### TASK REQUIREMENTS
Restate the records in their entirety, word for word.

(Entries taken from a collection)
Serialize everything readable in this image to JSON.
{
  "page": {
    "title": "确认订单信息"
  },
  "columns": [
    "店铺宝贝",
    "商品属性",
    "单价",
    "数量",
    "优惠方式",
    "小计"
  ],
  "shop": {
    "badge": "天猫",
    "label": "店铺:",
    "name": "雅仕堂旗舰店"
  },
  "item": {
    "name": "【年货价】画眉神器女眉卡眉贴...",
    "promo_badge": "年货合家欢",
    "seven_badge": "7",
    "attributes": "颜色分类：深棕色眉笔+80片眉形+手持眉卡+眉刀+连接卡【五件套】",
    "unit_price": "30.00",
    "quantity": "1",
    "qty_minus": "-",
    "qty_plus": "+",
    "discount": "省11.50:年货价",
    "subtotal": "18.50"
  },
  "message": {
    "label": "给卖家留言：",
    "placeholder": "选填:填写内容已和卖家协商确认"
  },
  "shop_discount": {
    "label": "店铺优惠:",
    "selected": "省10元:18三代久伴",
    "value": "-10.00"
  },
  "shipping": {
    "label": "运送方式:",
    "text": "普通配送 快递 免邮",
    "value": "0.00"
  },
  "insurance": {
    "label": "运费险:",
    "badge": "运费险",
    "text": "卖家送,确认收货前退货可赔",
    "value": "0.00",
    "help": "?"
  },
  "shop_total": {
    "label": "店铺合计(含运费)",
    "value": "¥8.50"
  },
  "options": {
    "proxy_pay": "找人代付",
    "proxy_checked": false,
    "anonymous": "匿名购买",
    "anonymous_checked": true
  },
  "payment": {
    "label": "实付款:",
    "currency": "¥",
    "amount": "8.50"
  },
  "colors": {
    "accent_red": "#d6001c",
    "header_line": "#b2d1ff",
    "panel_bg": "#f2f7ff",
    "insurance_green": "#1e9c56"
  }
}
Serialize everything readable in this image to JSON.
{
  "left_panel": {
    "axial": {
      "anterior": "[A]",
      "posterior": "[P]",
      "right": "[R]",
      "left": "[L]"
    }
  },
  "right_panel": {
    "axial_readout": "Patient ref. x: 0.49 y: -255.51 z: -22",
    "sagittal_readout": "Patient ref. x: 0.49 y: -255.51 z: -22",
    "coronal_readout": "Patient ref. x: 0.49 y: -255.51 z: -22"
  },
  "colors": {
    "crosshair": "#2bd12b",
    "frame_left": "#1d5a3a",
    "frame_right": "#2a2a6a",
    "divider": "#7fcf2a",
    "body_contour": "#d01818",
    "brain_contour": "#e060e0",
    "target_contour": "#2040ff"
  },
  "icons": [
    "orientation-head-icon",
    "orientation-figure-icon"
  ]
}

### TASK ANSWER
Serialize everything readable in this image to JSON.
{
  "page": {
    "title": "确认订单信息"
  },
  "columns": [
    "店铺宝贝",
    "商品属性",
    "单价",
    "数量",
    "优惠方式",
    "小计"
  ],
  "shop": {
    "badge": "天猫",
    "label": "店铺:",
    "name": "雅仕堂旗舰店"
  },
  "item": {
    "name": "【年货价】画眉神器女眉卡眉贴...",
    "promo_badge": "年货合家欢",
    "seven_badge": "7",
    "attributes": "颜色分类：深棕色眉笔+80片眉形+手持眉卡+眉刀+连接卡【五件套】",
    "unit_price": "30.00",
    "quantity": "1",
    "qty_minus": "-",
    "qty_plus": "+",
    "discount": "省11.50:年货价",
    "subtotal": "18.50"
  },
  "message": {
    "label": "给卖家留言：",
    "placeholder": "选填:填写内容已和卖家协商确认"
  },
  "shop_discount": {
    "label": "店铺优惠:",
    "selected": "省10元:18三代久伴",
    "value": "-10.00"
  },
  "shipping": {
    "label": "运送方式:",
    "text": "普通配送 快递 免邮",
    "value": "0.00"
  },
  "insurance": {
    "label": "运费险:",
    "badge": "运费险",
    "text": "卖家送,确认收货前退货可赔",
    "value": "0.00",
    "help": "?"
  },
  "shop_total": {
    "label": "店铺合计(含运费)",
    "value": "¥8.50"
  },
  "options": {
    "proxy_pay": "找人代付",
    "proxy_checked": false,
    "anonymous": "匿名购买",
    "anonymous_checked": true
  },
  "payment": {
    "label": "实付款:",
    "currency": "¥",
    "amount": "8.50"
  },
  "colors": {
    "accent_red": "#d6001c",
    "header_line": "#b2d1ff",
    "panel_bg": "#f2f7ff",
    "insurance_green": "#1e9c56"
  }
}
Serialize everything readable in this image to JSON.
{
  "left_panel": {
    "axial": {
      "anterior": "[A]",
      "posterior": "[P]",
      "right": "[R]",
      "left": "[L]"
    }
  },
  "right_panel": {
    "axial_readout": "Patient ref. x: 0.49 y: -255.51 z: -22",
    "sagittal_readout": "Patient ref. x: 0.49 y: -255.51 z: -22",
    "coronal_readout": "Patient ref. x: 0.49 y: -255.51 z: -22"
  },
  "colors": {
    "crosshair": "#2bd12b",
    "frame_left": "#1d5a3a",
    "frame_right": "#2a2a6a",
    "divider": "#7fcf2a",
    "body_contour": "#d01818",
    "brain_contour": "#e060e0",
    "target_contour": "#2040ff"
  },
  "icons": [
    "orientation-head-icon",
    "orientation-figure-icon"
  ]
}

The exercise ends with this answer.